= WRITTEN PROBLEM =
Search the material for the word "waves" and report each line where it turns up.

Source data
[Begin]

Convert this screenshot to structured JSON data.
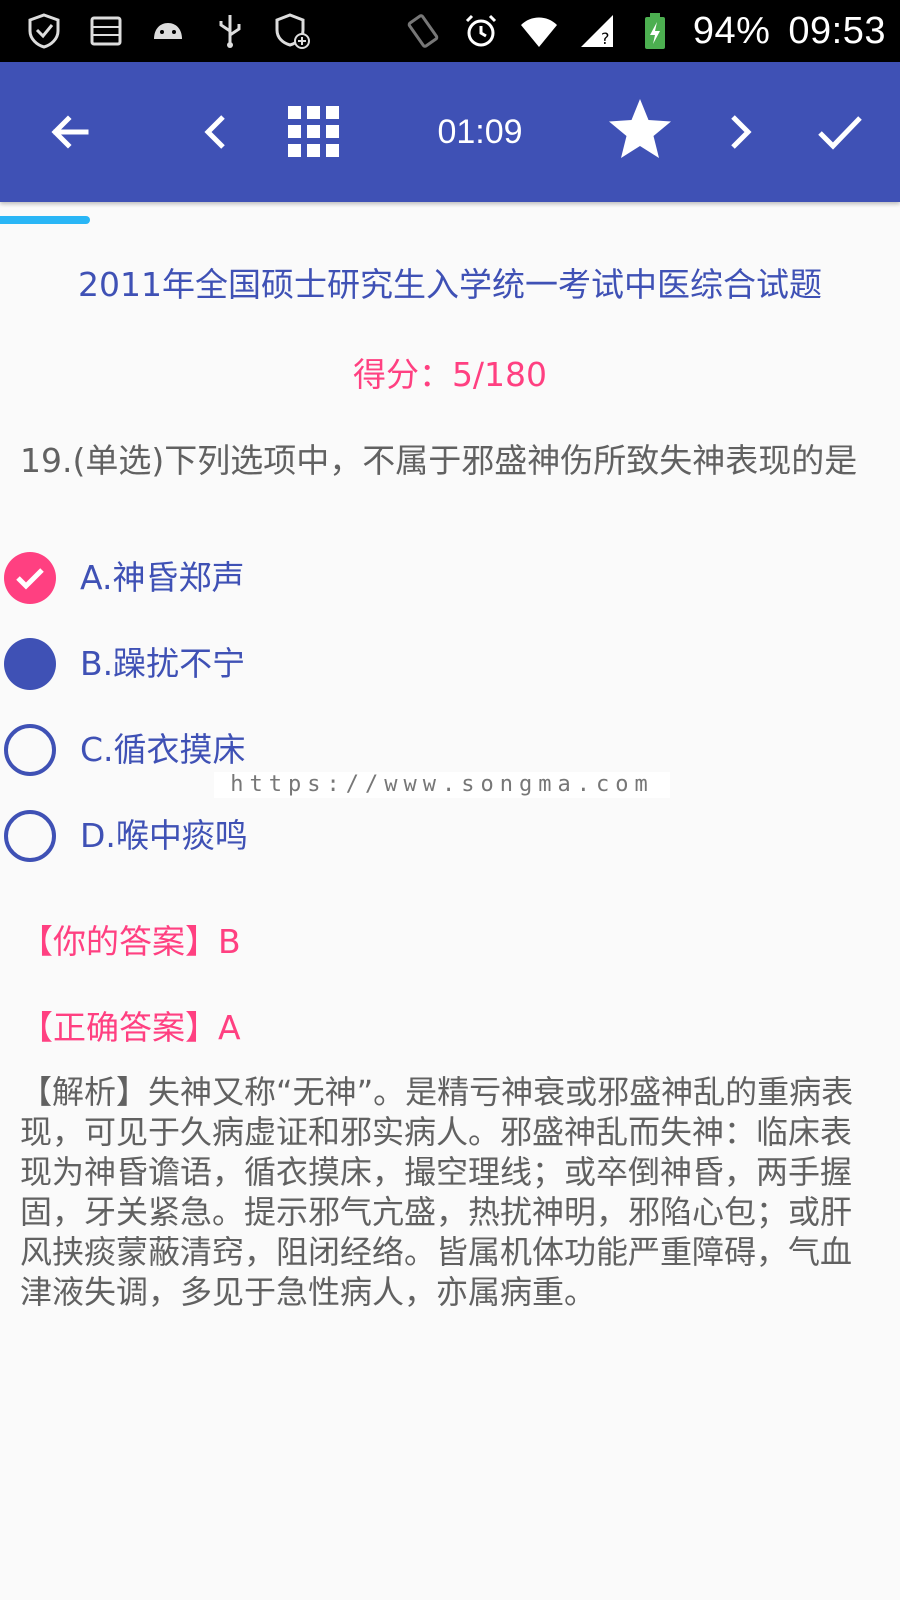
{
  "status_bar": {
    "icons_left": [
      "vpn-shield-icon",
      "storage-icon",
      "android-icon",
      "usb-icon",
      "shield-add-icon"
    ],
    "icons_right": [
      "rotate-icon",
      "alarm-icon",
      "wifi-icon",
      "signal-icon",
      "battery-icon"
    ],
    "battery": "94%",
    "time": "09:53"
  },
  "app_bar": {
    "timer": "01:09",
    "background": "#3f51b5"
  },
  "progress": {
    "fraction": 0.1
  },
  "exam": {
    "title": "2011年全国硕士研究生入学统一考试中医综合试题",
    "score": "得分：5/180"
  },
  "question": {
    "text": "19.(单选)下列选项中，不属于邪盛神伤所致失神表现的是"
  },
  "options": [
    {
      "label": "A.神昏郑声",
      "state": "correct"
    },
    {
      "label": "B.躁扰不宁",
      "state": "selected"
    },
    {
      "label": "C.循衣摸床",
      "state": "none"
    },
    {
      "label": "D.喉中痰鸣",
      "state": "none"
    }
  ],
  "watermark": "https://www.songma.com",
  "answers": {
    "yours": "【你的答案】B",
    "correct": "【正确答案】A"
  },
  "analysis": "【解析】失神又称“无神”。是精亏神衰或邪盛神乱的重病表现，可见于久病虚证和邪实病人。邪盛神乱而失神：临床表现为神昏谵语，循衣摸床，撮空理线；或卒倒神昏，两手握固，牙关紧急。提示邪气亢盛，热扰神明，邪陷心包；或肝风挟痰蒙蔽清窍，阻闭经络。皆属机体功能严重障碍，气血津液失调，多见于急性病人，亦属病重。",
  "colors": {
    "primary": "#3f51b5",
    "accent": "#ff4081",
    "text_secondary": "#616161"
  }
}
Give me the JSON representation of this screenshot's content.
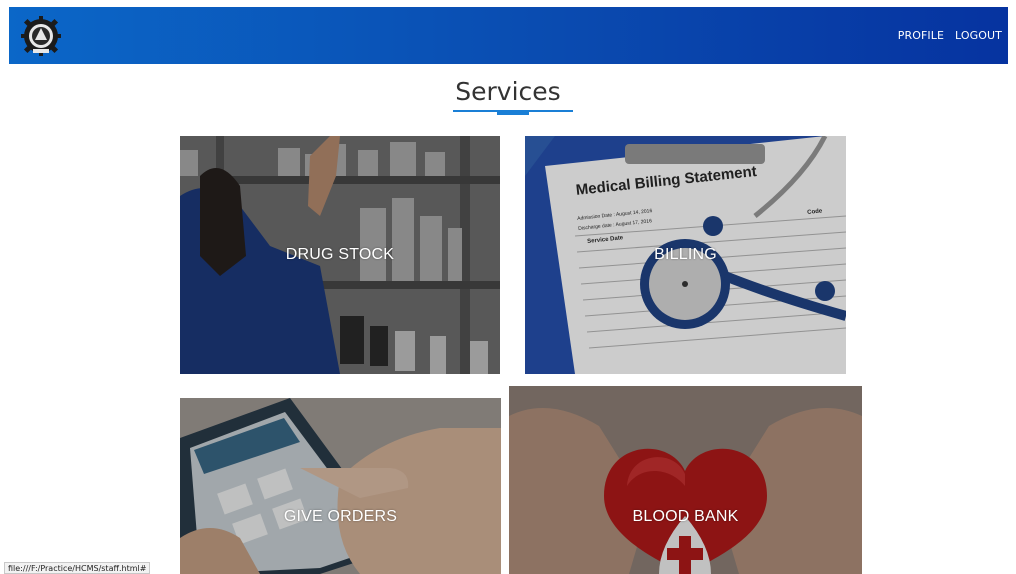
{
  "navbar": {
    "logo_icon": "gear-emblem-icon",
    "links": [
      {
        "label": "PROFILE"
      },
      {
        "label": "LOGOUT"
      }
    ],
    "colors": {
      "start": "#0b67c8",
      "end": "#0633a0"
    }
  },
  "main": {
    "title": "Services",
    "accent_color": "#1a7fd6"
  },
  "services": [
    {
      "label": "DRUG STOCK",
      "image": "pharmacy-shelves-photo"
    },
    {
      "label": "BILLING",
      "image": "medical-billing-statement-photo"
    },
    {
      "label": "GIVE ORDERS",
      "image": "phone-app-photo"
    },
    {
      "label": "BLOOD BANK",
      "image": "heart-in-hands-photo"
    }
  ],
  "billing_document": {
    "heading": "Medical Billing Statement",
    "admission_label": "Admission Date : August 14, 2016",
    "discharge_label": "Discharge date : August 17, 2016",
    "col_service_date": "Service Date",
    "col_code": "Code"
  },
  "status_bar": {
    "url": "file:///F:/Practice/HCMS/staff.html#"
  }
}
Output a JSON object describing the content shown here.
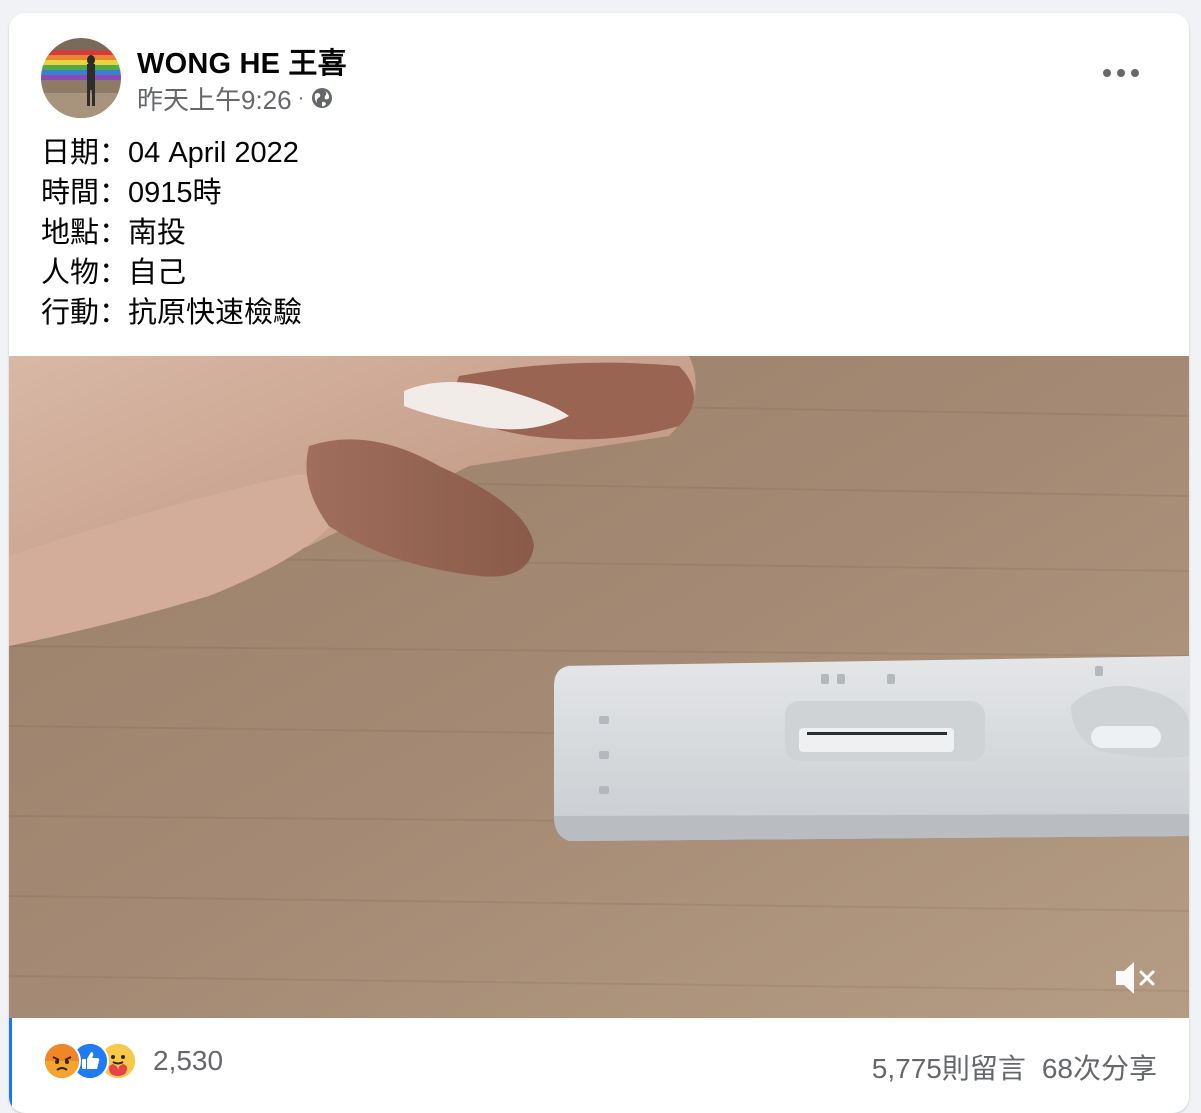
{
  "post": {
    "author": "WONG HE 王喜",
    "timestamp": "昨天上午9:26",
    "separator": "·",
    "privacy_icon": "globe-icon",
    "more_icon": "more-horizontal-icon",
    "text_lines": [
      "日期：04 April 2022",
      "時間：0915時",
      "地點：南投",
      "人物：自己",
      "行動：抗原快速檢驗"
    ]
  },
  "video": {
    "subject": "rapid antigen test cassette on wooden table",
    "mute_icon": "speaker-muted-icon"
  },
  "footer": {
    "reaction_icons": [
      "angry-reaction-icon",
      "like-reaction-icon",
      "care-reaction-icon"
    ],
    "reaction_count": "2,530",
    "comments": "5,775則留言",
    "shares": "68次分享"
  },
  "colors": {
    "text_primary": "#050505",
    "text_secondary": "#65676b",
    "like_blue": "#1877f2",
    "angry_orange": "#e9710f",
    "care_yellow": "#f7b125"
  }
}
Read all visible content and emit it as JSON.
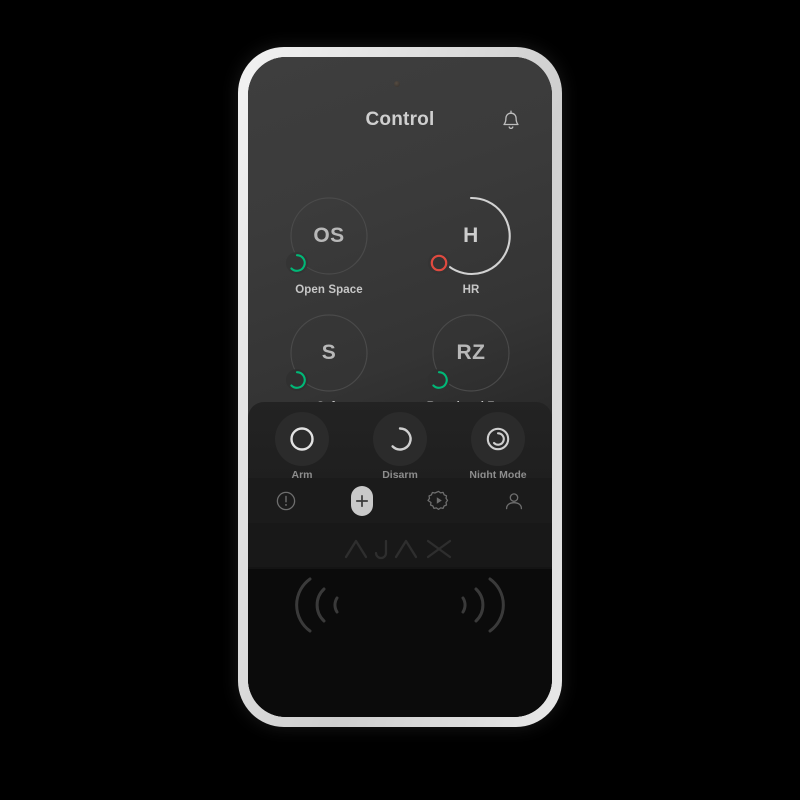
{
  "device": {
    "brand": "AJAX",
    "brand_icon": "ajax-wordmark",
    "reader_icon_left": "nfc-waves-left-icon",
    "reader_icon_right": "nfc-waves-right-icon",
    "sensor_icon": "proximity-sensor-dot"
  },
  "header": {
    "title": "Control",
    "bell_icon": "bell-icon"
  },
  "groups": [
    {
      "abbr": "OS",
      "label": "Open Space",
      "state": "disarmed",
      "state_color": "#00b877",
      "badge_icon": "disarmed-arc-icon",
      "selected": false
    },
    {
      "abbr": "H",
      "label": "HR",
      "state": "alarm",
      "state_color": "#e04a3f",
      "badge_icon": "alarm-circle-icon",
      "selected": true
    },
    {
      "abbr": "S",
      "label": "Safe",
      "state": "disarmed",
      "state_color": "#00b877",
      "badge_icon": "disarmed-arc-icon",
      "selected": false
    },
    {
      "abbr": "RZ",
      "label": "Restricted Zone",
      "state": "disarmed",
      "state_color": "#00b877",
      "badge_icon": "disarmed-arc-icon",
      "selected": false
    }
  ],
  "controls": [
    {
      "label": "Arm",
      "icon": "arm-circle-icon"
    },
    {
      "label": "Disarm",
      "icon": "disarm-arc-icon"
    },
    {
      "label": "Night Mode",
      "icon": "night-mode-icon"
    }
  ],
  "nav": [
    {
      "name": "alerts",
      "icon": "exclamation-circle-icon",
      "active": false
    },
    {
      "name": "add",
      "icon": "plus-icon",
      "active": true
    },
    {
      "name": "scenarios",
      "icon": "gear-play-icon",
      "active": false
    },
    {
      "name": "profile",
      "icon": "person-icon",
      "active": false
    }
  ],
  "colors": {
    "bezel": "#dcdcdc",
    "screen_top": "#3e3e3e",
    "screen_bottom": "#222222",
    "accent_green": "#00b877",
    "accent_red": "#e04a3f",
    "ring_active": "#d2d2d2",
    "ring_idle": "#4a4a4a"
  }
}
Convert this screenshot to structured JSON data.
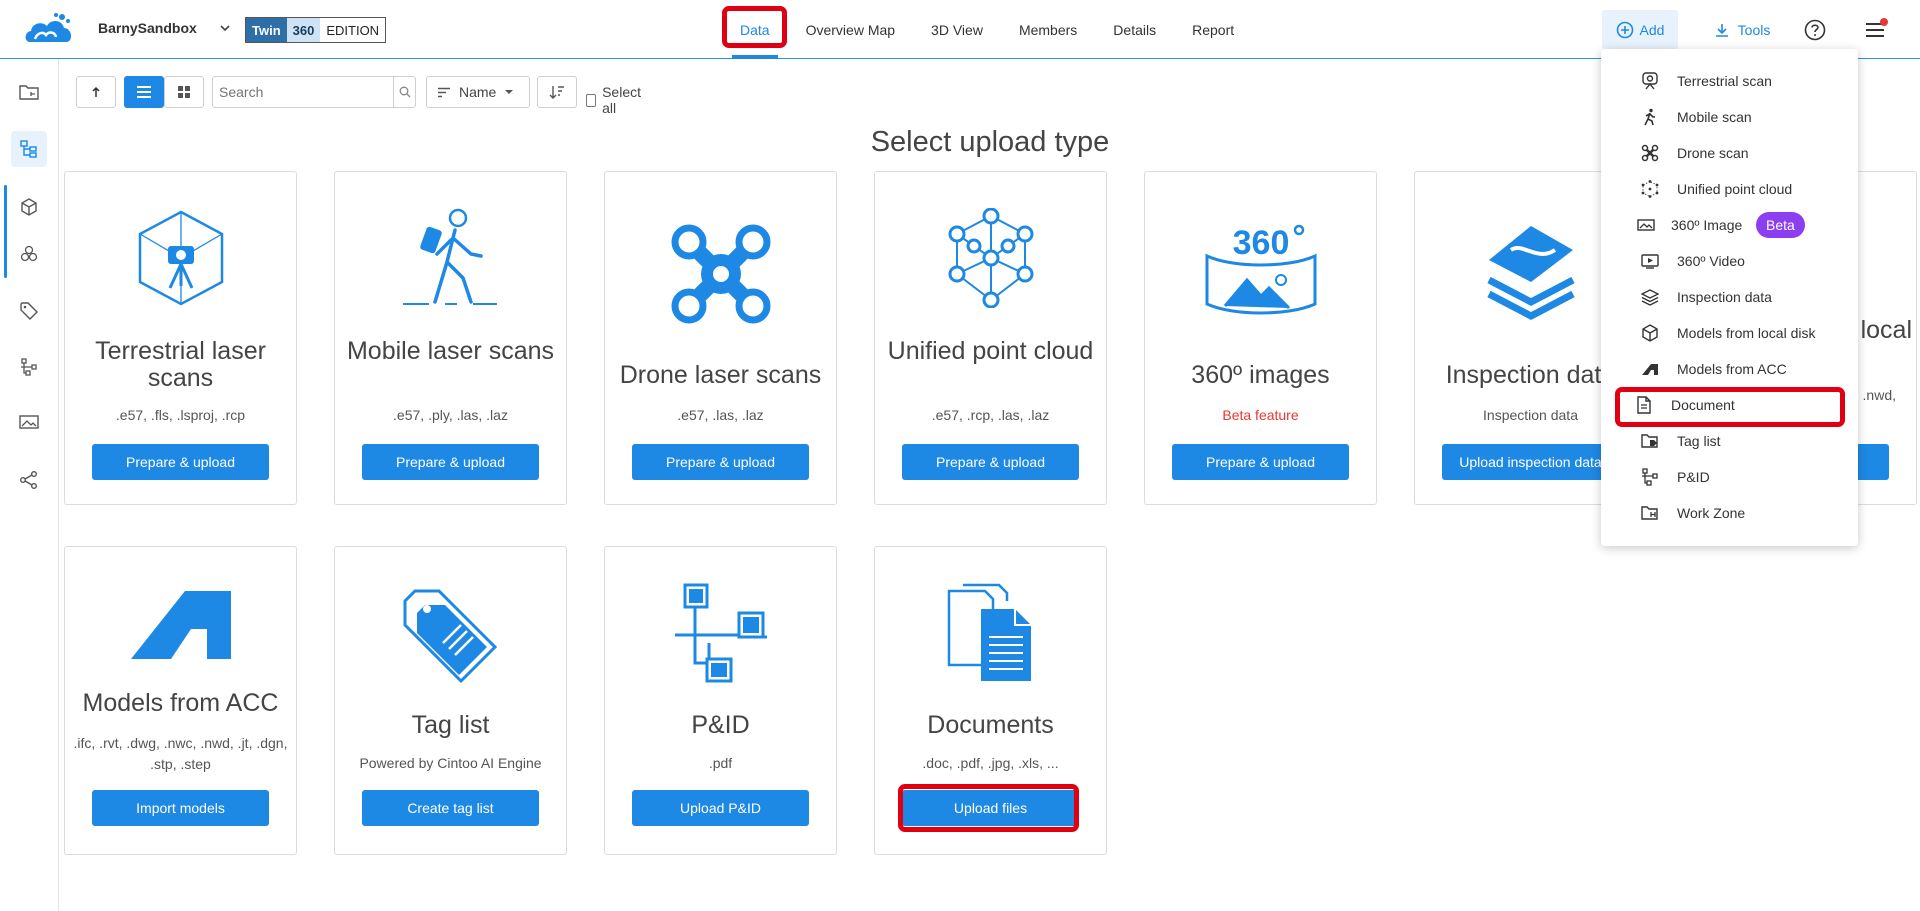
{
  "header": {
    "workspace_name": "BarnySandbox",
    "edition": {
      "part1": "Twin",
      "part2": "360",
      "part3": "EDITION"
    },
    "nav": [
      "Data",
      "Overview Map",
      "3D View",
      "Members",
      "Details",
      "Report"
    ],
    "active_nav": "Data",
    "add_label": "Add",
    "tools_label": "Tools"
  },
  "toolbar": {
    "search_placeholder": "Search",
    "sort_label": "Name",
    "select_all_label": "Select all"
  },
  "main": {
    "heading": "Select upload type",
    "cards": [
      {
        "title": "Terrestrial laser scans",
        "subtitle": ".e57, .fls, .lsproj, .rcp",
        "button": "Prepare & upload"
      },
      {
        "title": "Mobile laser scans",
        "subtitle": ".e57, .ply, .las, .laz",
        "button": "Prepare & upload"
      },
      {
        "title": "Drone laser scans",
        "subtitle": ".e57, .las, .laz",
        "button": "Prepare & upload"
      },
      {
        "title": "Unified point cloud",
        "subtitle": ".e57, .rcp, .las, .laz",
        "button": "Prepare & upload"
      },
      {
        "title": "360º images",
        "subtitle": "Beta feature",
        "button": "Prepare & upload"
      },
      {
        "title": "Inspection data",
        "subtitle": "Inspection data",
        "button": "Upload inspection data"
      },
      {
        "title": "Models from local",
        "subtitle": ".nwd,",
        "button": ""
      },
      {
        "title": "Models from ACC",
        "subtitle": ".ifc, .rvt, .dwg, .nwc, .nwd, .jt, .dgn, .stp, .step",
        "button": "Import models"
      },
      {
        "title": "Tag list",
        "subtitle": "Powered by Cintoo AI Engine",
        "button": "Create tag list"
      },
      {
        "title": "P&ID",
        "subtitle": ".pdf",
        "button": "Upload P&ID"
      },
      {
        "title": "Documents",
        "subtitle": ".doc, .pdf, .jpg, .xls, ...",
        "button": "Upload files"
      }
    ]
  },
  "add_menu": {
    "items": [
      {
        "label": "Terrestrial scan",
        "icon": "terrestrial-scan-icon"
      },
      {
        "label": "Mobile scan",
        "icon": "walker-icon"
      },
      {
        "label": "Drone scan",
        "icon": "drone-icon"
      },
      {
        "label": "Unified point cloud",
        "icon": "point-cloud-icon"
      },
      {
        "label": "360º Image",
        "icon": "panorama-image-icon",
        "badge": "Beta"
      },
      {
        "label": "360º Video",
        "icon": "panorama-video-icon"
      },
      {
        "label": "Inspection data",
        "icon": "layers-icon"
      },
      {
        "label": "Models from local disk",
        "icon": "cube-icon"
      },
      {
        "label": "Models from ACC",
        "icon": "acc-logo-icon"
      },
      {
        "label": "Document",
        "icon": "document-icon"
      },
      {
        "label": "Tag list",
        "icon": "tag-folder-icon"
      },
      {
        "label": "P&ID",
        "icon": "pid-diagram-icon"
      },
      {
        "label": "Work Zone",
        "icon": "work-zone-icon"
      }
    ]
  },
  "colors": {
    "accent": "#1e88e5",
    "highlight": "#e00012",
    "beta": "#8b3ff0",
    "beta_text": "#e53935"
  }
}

[End]

= SOLUTION FOR THIS TASK =
    "reader_icon_left": "nfc-waves-left-icon",
    "reader_icon_right": "nfc-waves-right-icon",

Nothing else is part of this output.